* [TO BE DONE] Please filter the material below and copy out every line that contains the string "사용자는". Case counts.
═════ DATASET ENTRIES ═════
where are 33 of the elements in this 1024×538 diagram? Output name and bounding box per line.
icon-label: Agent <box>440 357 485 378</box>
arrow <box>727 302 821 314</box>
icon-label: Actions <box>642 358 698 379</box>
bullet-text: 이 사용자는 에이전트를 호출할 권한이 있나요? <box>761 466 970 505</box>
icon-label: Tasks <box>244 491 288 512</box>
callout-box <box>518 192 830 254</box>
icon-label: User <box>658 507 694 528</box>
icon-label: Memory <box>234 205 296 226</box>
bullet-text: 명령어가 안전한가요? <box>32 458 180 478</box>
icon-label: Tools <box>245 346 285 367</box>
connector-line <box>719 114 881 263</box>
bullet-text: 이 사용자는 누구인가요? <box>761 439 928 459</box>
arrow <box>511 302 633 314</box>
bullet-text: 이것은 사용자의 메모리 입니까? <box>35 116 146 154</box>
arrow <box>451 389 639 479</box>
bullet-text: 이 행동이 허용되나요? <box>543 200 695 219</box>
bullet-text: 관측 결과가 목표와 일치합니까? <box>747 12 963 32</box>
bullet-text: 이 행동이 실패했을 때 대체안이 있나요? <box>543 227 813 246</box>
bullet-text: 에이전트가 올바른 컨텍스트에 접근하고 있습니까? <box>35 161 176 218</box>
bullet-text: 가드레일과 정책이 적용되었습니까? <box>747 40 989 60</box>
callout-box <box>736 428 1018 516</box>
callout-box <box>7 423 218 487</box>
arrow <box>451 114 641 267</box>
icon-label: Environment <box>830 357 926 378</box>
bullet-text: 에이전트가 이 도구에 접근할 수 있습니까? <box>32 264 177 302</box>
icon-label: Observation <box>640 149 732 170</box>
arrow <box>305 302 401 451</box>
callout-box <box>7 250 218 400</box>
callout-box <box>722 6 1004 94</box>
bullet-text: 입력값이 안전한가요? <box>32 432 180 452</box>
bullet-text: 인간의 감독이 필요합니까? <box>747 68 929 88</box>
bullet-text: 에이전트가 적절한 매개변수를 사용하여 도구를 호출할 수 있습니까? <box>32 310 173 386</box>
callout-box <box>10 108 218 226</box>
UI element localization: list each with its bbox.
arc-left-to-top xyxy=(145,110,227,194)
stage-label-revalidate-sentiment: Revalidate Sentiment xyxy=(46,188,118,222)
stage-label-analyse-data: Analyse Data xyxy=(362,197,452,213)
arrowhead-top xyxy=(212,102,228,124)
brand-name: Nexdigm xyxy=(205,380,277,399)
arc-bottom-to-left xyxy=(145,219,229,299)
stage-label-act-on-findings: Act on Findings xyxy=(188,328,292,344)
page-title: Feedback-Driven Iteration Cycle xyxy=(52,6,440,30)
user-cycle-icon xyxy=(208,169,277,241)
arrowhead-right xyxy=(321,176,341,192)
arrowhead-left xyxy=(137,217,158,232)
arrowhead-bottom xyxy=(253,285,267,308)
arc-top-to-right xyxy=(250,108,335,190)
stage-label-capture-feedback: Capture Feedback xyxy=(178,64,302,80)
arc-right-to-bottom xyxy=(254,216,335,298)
═════
* [THE REPLY]
bullet-text: 이 사용자는 에이전트를 호출할 권한이 있나요? <box>761 466 970 505</box>
bullet-text: 이 사용자는 누구인가요? <box>761 439 928 459</box>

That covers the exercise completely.